— Start of TEXT PASSAGE —

Is it useful to define what is and isn’t a mistake, especially during a match? It might not even be useful to define it during a tournament. Games have all sorts of actionable data points and even more that aren’t. Additionally, there are actionable data points that don’t correspond to specific plays and whether they were mistakes at all, such as the flow of the game. That should influence what your vision for the game is.

Instead of viewing those data points as mistakes (and therefore negative), view them as a learning experience (and therefore something positive). At the end of the day, if you learned something, it’s valuable.

Entitlement is also a risk, no matter what your skill level. One of the things I’ve had to re-learn several times over the course of my career is that I don’t deserve anything. No matter the tournament or skill level of my opponent, I need to work for every point of damage and every game win.

My ceiling is high but my floor is pretty damn low. I can’t remember a single tournament where I just copied a deck and either didn’t know the format well or hadn’t practiced. There have definitely been tournaments where I’ve done well and also made mistakes.

I’m good with flashes of great. I’m also fine with where I am as long as I’m also trying to improve.

How Much Credit to Give Your Opponents

Figuring out how much credit to give your opponents is one of the toughest things in Magic. There’s typically a stark difference in play skill and experience at the various levels of competitive Magic. How you play against each of those players should vary depending on what sorts of plays you think you can get away with.

Does your opponent know how to bluff? Are they capable of bluffing you? If they represent a trick, does it mean they have it? If they had a great opportunity to use a Lightning Bolt but didn’t, does it mean they don’t have it? Are they going to play the matchup or sideboard how you’d expect? It’s difficult to get those answers.

You can make some generalizations on based on your opponent’s pre-game banter, their shuffling technique, and whether or not they use dice to track life totals. It’s never perfect, though, and you’re better off getting a real impression from how your opponent handles themselves in-game. Judging someone solely based on their shuffling technique will frequently let you down.

Once I played against a highly regarded professional and lost because they kept a bad hand. In the Delver mirror, I played around a Divine Offering because I couldn’t fathom a world in which they kept a hand that was as bad as theirs without overvaluing a Diving Offering. I didn’t jam my Sword of War and Peace and would have won the game if I did. As it turned out, his hand was just bad.

— End of TEXT PASSAGE —

> **GIVEN REQUEST 1**
In the Magic strategy passage, which card did the writer hold back against the highly regarded professional?
The Magic strategy passage and the entries are unrelated to each other.

— Start of THE INPUT —

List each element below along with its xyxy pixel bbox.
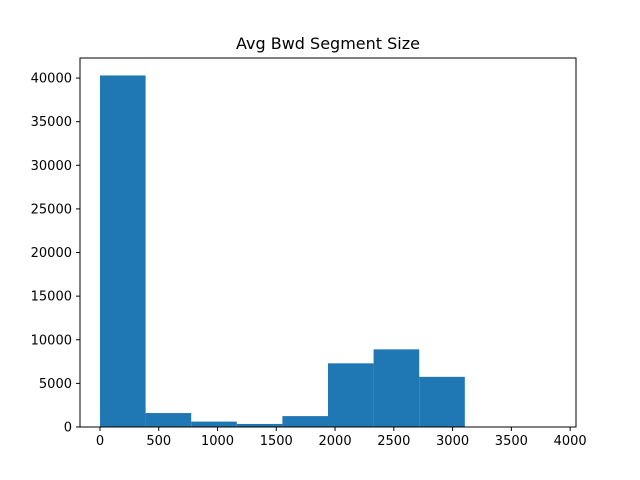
- histogram-bar: [282, 416, 328, 427]
- x-tick-label: 2500: [377, 434, 410, 449]
- y-tick-label: 30000: [31, 159, 72, 174]
- plot-frame: [79, 57, 577, 428]
- x-tick-label: 1500: [260, 434, 293, 449]
- histogram-bar: [373, 349, 420, 427]
- x-tick-label: 1000: [201, 434, 234, 449]
- y-tick-label: 20000: [31, 246, 72, 261]
- y-tick-label: 5000: [39, 377, 72, 392]
- histogram-bar: [99, 75, 146, 427]
- x-tick-label: 4000: [554, 434, 587, 449]
- histogram-bar: [236, 423, 283, 427]
- x-tick-label: 0: [96, 434, 104, 449]
- histogram-bar: [145, 413, 192, 427]
- bars-group: [99, 75, 465, 427]
- y-tick-label: 0: [64, 421, 72, 436]
- y-tick-label: 10000: [31, 333, 72, 348]
- histogram-bar: [328, 363, 374, 427]
- histogram-bar: [191, 421, 237, 427]
- x-tick-label: 3000: [436, 434, 469, 449]
- y-tick-label: 35000: [31, 115, 72, 130]
- y-tick-label: 25000: [31, 202, 72, 217]
- x-tick-label: 2000: [319, 434, 352, 449]
- chart-title: Avg Bwd Segment Size: [236, 34, 420, 53]
- y-tick-label: 15000: [31, 290, 72, 305]
- y-tick-label: 40000: [31, 72, 72, 87]
- x-tick-label: 500: [146, 434, 171, 449]
- histogram-bar: [419, 376, 465, 427]
- y-axis: 0 5000 10000 15000 20000 25000 30000 35000 40000: [31, 72, 80, 436]
- x-tick-label: 3500: [495, 434, 528, 449]
- x-axis: 0 500 1000 1500 2000 2500 3000 3500 4000: [96, 427, 587, 449]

— End of THE INPUT —

> **GIVEN REQUEST 2**
Give every line of the labeled region entries as a numbered list, skipping blank lines and leaving the picture out.

> **TASK SOLUTION 1**
Sword of War and Peace.

> **TASK SOLUTION 2**
1. List each element below along with its xyxy pixel bbox.
2. - histogram-bar: [282, 416, 328, 427]
3. - x-tick-label: 2500: [377, 434, 410, 449]
4. - y-tick-label: 30000: [31, 159, 72, 174]
5. - plot-frame: [79, 57, 577, 428]
6. - x-tick-label: 1500: [260, 434, 293, 449]
7. - histogram-bar: [373, 349, 420, 427]
8. - x-tick-label: 1000: [201, 434, 234, 449]
9. - y-tick-label: 20000: [31, 246, 72, 261]
10. - y-tick-label: 5000: [39, 377, 72, 392]
11. - histogram-bar: [99, 75, 146, 427]
12. - x-tick-label: 4000: [554, 434, 587, 449]
13. - histogram-bar: [236, 423, 283, 427]
14. - x-tick-label: 0: [96, 434, 104, 449]
15. - histogram-bar: [145, 413, 192, 427]
16. - bars-group: [99, 75, 465, 427]
17. - y-tick-label: 0: [64, 421, 72, 436]
18. - y-tick-label: 10000: [31, 333, 72, 348]
19. - histogram-bar: [328, 363, 374, 427]
20. - histogram-bar: [191, 421, 237, 427]
21. - x-tick-label: 3000: [436, 434, 469, 449]
22. - y-tick-label: 35000: [31, 115, 72, 130]
23. - y-tick-label: 25000: [31, 202, 72, 217]
24. - x-tick-label: 2000: [319, 434, 352, 449]
25. - chart-title: Avg Bwd Segment Size: [236, 34, 420, 53]
26. - y-tick-label: 15000: [31, 290, 72, 305]
27. - y-tick-label: 40000: [31, 72, 72, 87]
28. - x-tick-label: 500: [146, 434, 171, 449]
29. - histogram-bar: [419, 376, 465, 427]
30. - y-axis: 0 5000 10000 15000 20000 25000 30000 35000 40000: [31, 72, 80, 436]
31. - x-tick-label: 3500: [495, 434, 528, 449]
32. - x-axis: 0 500 1000 1500 2000 2500 3000 3500 4000: [96, 427, 587, 449]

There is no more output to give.